REQUIREMENTS: Return the lines below that carry the word "如图所示".

ITEMS:
┏━━

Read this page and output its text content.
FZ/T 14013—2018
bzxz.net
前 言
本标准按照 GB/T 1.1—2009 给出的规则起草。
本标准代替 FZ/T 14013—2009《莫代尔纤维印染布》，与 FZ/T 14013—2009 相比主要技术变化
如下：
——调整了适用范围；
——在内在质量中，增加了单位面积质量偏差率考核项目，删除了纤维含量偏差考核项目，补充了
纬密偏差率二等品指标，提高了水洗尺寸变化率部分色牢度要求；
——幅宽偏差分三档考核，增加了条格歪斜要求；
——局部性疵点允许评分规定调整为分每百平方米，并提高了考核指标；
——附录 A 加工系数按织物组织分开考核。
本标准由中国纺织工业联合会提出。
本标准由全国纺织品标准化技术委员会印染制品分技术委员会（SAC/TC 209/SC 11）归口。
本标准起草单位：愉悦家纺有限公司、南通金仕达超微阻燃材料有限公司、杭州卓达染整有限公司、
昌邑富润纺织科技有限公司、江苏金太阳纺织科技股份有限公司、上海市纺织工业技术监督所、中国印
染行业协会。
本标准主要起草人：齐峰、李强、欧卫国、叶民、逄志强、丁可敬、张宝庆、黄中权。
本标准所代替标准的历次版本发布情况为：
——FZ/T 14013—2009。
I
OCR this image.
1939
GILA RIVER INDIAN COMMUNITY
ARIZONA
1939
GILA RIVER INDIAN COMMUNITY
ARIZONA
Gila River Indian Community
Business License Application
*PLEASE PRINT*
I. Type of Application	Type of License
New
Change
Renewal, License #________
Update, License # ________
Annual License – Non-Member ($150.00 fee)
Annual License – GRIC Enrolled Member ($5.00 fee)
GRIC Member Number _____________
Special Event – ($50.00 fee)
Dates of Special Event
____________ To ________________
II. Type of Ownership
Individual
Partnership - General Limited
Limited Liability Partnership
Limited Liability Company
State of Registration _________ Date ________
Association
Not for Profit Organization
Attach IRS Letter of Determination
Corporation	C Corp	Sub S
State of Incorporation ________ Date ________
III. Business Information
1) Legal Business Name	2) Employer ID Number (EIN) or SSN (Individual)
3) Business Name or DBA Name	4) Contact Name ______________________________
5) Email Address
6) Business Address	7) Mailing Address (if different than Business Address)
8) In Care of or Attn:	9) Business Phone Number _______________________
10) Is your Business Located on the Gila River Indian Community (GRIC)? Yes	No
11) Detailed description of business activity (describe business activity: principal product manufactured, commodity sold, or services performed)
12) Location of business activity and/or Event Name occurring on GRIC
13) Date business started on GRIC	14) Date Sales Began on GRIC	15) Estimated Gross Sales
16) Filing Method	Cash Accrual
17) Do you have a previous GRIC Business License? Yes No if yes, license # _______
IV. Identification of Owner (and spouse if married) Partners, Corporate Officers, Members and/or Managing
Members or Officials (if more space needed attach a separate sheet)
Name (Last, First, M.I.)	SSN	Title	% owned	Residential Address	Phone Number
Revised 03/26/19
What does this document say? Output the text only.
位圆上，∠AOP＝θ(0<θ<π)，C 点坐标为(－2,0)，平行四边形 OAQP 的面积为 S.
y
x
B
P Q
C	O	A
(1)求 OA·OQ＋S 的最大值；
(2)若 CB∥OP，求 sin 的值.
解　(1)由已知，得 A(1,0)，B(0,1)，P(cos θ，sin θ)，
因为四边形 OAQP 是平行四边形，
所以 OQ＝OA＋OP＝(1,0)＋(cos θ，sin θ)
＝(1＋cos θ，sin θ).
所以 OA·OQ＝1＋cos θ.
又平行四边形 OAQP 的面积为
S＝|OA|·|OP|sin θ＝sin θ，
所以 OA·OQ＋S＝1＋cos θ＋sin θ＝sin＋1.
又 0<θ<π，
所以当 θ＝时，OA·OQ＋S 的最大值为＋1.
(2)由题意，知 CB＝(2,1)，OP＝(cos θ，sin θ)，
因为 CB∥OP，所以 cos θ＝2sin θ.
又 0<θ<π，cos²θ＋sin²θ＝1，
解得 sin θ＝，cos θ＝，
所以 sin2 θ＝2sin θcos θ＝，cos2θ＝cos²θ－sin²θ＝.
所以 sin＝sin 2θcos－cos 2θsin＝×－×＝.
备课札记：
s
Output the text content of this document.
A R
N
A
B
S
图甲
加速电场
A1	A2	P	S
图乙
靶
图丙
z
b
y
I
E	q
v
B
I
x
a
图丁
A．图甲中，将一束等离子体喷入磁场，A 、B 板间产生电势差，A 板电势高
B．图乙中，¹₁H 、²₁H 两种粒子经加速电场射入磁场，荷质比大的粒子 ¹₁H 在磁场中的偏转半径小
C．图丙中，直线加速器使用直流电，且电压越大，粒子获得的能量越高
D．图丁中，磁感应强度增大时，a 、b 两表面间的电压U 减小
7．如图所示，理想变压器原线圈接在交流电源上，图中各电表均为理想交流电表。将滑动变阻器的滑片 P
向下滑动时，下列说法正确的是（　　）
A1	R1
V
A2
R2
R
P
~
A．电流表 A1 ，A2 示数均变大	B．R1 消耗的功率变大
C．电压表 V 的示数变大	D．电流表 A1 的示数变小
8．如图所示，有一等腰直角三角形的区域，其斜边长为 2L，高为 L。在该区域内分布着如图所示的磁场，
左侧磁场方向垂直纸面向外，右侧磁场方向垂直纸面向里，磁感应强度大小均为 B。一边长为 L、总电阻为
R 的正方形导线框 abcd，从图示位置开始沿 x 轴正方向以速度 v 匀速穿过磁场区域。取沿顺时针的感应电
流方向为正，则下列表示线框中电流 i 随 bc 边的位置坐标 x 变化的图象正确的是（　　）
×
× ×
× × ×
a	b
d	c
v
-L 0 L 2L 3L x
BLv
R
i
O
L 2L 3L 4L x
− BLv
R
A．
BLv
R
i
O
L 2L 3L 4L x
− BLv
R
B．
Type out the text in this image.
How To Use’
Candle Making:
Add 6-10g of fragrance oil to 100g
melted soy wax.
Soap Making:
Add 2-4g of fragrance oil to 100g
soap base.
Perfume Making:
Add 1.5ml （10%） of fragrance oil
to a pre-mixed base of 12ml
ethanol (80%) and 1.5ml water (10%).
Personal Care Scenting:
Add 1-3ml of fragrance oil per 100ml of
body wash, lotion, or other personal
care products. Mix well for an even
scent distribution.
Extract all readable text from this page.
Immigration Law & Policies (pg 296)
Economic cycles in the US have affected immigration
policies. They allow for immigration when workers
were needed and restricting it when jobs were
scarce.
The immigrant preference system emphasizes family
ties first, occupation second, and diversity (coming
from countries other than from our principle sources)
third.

┗━━

RESPONSE TO THE EXERCISE:
7．如图所示，理想变压器原线圈接在交流电源上，图中各电表均为理想交流电表。将滑动变阻器的滑片 P
8．如图所示，有一等腰直角三角形的区域，其斜边长为 2L，高为 L。在该区域内分布着如图所示的磁场，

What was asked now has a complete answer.